DIRECTIONS FOR THIS TASK -> How many of the rows below contain the word "Cancel"? Reply with the number only.

RECORDS PROVIDED ->
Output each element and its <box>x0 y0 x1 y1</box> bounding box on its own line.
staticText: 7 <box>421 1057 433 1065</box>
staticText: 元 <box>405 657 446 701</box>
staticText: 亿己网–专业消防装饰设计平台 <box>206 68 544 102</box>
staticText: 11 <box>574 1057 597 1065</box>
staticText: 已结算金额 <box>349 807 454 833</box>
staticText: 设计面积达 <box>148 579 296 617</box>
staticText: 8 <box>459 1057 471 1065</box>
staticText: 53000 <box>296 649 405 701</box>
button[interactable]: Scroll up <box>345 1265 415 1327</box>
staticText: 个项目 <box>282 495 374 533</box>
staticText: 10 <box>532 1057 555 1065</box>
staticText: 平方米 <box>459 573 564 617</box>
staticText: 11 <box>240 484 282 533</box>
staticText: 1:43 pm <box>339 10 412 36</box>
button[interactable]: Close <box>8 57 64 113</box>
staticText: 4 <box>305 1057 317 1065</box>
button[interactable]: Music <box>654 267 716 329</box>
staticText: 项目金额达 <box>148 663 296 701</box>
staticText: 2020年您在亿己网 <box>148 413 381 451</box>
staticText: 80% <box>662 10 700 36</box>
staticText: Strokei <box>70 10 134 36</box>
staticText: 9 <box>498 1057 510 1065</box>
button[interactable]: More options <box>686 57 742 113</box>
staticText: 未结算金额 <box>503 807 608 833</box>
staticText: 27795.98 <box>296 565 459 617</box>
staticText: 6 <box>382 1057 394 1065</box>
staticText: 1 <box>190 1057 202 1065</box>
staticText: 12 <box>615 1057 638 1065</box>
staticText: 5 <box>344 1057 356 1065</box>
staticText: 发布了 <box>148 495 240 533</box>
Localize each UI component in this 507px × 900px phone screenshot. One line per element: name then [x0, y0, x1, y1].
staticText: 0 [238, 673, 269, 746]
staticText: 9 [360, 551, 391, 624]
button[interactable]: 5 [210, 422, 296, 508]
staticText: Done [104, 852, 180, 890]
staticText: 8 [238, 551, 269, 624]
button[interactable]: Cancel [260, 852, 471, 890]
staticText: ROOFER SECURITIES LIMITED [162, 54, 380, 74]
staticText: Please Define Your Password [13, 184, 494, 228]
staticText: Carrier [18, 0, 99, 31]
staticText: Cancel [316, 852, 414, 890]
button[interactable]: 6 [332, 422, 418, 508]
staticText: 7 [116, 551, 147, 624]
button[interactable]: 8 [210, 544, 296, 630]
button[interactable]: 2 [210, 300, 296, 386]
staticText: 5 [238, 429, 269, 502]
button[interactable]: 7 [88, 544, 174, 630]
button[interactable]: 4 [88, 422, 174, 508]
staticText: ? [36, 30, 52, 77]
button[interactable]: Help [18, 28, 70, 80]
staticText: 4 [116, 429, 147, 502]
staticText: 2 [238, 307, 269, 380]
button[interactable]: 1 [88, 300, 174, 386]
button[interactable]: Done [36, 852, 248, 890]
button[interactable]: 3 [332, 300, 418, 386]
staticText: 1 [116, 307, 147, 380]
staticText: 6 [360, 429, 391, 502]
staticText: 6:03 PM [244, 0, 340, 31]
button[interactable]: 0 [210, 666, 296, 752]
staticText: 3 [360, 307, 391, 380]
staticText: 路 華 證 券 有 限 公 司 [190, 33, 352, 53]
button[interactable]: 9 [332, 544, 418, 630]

ANSWER IN FULL -> 2